WORK REQUEST
Go through the entries and copy every line that has the string "luft" in it.
● ● ●
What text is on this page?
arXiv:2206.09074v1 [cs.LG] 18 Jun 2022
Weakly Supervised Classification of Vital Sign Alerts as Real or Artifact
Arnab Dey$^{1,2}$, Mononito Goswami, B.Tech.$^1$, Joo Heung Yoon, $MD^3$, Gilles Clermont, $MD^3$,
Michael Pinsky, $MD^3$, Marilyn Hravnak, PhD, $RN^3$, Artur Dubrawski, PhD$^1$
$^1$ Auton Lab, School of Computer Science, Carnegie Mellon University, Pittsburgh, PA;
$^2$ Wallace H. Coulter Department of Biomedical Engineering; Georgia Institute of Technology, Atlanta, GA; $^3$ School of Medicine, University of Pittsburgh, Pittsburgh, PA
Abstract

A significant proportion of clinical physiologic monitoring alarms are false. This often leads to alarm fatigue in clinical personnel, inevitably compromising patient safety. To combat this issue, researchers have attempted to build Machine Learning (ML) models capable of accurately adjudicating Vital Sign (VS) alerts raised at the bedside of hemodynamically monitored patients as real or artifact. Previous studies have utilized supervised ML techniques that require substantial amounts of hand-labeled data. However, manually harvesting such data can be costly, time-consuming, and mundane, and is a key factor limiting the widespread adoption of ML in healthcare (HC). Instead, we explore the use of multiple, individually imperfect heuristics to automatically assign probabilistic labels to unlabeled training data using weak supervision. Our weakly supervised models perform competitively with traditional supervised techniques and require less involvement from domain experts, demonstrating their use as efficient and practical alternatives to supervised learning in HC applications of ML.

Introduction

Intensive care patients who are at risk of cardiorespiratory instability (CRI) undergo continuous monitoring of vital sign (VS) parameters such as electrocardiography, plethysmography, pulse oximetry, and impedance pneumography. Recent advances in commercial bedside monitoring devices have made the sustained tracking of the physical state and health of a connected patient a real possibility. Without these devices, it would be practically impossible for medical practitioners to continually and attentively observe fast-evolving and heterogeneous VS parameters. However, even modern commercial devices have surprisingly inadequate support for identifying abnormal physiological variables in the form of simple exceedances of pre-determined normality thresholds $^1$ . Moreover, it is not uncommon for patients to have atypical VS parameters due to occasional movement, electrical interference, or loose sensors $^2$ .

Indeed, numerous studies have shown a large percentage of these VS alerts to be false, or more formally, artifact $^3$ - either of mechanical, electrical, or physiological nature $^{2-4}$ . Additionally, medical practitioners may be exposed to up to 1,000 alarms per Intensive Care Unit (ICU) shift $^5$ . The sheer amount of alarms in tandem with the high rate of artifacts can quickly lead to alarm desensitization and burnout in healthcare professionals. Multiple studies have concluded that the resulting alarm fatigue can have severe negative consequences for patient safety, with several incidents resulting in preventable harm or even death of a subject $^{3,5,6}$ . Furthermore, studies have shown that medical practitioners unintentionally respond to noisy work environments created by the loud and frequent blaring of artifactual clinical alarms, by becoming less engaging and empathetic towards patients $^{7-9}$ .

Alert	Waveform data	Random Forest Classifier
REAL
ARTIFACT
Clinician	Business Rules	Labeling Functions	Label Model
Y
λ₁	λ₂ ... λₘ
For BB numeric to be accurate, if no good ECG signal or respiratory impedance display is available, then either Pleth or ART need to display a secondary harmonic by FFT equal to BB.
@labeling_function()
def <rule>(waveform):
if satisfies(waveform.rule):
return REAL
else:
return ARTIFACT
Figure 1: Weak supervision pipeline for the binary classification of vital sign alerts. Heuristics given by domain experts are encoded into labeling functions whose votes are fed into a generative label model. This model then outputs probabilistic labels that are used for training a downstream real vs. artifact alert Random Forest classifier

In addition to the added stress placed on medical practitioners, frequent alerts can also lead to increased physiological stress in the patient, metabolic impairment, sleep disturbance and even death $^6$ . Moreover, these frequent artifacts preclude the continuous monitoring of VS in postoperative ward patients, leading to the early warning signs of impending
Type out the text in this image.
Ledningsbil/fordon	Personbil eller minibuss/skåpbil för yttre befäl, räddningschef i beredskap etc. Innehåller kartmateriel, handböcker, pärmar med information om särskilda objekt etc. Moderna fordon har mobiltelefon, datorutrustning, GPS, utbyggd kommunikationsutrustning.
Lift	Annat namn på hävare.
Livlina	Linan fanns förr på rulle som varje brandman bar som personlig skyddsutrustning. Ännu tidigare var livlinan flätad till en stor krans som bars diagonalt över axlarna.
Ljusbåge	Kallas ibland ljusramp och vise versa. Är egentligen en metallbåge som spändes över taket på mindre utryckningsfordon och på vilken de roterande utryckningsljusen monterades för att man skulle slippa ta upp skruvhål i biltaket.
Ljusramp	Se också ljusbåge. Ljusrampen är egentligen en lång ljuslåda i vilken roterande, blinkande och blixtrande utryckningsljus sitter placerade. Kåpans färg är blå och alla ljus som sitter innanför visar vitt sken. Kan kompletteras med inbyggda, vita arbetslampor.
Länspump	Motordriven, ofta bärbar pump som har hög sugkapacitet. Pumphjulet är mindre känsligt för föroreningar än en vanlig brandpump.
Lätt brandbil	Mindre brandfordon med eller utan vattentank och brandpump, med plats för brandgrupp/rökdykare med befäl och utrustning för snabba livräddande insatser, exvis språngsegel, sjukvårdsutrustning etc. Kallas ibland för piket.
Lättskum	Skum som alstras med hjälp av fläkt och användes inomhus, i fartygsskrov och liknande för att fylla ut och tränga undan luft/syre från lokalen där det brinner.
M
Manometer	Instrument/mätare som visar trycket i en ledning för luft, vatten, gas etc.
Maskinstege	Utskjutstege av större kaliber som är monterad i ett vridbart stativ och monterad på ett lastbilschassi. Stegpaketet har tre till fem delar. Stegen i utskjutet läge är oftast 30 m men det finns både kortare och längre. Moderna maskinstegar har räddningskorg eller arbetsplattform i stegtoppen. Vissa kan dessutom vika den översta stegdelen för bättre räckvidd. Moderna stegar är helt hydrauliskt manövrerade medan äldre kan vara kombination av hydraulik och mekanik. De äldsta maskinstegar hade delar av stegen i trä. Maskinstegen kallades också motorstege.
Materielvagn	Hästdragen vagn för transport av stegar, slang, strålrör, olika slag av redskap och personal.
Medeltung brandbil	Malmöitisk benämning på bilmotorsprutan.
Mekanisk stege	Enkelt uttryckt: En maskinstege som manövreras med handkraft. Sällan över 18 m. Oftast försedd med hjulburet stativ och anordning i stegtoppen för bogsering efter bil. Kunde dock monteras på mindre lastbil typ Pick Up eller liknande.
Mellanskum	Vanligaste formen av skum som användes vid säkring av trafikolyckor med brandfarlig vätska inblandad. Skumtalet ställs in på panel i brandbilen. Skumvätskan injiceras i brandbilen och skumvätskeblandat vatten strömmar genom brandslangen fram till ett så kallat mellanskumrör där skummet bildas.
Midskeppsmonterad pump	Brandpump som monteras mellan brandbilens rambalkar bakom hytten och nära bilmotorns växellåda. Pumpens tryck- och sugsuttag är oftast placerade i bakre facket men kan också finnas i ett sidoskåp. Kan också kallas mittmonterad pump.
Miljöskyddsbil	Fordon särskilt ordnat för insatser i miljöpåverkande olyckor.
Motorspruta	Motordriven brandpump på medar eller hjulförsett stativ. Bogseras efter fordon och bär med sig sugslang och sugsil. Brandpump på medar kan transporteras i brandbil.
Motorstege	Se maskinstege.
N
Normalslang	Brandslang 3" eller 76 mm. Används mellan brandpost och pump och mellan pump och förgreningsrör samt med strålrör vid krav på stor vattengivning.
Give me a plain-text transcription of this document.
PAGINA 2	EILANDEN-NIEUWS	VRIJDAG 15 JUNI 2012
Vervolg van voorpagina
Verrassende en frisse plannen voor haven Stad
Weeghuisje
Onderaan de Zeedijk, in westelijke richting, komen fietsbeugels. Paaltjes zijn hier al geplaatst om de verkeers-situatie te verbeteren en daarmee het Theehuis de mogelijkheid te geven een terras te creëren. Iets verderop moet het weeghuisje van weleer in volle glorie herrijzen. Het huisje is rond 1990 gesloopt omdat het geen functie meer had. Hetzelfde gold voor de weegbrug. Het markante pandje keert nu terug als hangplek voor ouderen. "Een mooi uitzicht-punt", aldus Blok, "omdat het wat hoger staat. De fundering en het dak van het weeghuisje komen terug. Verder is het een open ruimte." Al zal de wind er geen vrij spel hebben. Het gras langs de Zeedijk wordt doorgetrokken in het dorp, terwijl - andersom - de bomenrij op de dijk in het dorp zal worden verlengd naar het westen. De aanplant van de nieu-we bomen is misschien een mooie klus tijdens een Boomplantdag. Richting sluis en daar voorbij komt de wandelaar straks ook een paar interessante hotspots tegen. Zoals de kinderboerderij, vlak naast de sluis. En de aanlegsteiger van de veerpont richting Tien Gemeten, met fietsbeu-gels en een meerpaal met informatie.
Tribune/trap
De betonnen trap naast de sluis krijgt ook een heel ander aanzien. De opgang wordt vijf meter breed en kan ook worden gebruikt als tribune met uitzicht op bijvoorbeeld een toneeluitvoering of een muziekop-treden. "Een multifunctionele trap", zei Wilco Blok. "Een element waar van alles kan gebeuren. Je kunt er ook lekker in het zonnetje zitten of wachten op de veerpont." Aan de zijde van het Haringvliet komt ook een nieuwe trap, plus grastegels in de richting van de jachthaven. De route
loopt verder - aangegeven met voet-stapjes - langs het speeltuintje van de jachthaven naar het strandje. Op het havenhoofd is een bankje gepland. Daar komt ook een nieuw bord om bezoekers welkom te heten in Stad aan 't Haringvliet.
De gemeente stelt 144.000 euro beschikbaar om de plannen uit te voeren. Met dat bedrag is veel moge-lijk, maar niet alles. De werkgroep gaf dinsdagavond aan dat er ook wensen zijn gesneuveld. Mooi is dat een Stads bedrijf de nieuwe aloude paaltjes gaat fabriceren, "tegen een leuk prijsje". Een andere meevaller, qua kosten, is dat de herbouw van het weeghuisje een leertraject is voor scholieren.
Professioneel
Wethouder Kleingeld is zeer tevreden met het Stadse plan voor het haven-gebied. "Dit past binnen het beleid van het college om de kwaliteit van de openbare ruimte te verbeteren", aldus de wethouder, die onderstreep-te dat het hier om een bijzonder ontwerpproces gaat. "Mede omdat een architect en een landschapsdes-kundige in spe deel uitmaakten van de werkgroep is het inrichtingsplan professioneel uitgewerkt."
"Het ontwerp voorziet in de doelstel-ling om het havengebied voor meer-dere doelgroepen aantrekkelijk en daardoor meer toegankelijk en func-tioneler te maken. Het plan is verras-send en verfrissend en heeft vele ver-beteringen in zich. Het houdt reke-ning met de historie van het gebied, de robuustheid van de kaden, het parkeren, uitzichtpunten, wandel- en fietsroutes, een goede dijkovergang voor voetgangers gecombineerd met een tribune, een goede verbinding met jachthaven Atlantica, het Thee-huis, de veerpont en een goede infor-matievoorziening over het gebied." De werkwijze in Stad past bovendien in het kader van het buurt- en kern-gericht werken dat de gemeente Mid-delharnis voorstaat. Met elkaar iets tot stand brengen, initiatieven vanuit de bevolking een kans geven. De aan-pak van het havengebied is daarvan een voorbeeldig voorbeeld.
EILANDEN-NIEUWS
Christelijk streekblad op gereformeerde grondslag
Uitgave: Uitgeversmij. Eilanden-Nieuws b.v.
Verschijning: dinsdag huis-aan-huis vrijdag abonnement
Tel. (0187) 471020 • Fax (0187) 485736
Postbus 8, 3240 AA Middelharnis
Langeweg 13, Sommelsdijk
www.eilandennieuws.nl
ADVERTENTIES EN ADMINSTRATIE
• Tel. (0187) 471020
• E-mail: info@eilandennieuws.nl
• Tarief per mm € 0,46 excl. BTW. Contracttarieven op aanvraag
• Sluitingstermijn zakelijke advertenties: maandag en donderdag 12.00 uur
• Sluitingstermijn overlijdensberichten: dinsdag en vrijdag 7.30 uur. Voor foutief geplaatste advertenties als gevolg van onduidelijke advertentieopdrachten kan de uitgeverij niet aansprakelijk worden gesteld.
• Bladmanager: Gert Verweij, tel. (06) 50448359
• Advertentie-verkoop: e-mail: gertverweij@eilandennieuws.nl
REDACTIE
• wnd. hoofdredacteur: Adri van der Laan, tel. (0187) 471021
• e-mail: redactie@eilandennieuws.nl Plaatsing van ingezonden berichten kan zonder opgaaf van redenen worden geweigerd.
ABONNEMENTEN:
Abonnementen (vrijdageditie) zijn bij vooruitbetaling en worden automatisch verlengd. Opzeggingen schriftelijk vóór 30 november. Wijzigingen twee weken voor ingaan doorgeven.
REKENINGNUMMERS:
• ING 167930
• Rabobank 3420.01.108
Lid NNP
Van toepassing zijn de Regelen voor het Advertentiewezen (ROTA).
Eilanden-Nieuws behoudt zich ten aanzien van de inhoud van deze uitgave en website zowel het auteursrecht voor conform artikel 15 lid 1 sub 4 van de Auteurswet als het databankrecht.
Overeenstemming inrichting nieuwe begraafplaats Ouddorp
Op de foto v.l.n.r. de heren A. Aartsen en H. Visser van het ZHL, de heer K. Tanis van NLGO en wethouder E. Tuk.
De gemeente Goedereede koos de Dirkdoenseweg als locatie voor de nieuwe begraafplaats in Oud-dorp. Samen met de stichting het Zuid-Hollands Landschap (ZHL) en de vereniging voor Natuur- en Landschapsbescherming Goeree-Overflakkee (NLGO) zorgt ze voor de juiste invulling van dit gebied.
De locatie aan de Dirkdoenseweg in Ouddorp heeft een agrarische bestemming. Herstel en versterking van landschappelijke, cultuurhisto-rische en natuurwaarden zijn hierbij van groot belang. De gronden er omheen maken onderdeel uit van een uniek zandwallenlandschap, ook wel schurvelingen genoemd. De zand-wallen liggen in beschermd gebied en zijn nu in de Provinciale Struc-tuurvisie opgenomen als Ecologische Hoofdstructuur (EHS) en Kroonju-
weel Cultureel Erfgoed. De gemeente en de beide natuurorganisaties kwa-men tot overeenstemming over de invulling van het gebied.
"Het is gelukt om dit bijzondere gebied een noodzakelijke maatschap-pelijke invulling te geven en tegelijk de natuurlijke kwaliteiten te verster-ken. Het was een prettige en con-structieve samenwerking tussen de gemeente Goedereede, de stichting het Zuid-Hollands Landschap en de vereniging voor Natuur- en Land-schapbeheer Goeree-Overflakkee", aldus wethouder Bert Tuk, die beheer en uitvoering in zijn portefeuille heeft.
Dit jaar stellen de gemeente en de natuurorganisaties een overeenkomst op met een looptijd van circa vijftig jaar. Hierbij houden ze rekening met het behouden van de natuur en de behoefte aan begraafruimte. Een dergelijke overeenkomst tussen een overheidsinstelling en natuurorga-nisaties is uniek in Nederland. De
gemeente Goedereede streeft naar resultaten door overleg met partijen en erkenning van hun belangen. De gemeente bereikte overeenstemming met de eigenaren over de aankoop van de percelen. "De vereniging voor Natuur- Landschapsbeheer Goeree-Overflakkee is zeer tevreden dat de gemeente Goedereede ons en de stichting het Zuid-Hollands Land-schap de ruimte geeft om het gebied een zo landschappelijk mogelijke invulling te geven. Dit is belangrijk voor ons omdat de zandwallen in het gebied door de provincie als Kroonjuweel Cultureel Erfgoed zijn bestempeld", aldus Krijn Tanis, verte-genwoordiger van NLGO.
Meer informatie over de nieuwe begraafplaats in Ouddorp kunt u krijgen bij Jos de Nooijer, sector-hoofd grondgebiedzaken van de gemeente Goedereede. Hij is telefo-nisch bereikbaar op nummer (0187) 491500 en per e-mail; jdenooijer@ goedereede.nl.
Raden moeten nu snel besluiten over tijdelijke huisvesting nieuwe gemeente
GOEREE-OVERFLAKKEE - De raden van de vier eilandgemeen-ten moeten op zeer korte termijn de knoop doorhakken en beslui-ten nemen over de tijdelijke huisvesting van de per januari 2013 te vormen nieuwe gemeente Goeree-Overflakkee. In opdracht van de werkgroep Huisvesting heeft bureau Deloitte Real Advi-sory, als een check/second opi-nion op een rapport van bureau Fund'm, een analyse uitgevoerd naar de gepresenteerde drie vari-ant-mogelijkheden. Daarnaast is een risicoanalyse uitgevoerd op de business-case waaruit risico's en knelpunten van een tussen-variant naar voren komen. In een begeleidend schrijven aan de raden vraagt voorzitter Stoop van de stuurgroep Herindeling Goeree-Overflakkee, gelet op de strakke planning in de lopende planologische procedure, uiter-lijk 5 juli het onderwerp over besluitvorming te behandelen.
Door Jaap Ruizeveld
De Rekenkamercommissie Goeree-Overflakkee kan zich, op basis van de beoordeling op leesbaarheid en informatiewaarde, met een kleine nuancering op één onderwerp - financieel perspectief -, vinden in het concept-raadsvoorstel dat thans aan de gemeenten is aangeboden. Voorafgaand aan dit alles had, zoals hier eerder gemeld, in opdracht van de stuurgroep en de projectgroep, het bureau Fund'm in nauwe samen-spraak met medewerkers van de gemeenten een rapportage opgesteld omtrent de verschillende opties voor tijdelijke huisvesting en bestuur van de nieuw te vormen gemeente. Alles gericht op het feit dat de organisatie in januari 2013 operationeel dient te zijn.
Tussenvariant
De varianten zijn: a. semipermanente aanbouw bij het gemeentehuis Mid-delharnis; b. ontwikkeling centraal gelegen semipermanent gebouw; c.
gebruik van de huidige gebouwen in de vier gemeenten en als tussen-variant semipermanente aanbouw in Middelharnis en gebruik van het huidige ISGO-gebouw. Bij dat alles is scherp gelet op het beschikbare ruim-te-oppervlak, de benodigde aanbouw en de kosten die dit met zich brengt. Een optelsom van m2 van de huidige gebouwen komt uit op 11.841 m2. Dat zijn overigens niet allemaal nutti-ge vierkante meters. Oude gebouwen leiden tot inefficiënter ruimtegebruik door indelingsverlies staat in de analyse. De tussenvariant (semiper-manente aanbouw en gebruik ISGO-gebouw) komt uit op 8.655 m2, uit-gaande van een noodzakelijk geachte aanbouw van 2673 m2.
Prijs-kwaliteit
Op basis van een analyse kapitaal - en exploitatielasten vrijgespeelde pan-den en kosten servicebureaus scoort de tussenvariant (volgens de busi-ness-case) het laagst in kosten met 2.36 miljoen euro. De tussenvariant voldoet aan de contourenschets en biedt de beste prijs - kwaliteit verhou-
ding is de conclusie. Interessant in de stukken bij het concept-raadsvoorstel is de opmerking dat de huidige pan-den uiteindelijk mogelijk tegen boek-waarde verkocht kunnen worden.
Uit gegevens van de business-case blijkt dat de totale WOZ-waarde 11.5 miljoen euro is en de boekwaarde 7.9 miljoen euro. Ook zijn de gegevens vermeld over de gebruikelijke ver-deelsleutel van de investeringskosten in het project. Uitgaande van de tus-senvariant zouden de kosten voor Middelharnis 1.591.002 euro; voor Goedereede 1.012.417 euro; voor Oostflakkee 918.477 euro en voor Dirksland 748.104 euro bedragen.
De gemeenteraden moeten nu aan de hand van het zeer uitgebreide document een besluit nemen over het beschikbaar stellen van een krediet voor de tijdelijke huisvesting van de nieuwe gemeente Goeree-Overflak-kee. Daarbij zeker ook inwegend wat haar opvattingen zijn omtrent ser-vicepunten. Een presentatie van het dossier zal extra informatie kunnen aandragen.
● ● ●
EXERCISE RESPONSE
Lättskum	Skum som alstras med hjälp av fläkt och användes inomhus, i fartygsskrov och liknande för att fylla ut och tränga undan luft/syre från lokalen där det brinner.
Manometer	Instrument/mätare som visar trycket i en ledning för luft, vatten, gas etc.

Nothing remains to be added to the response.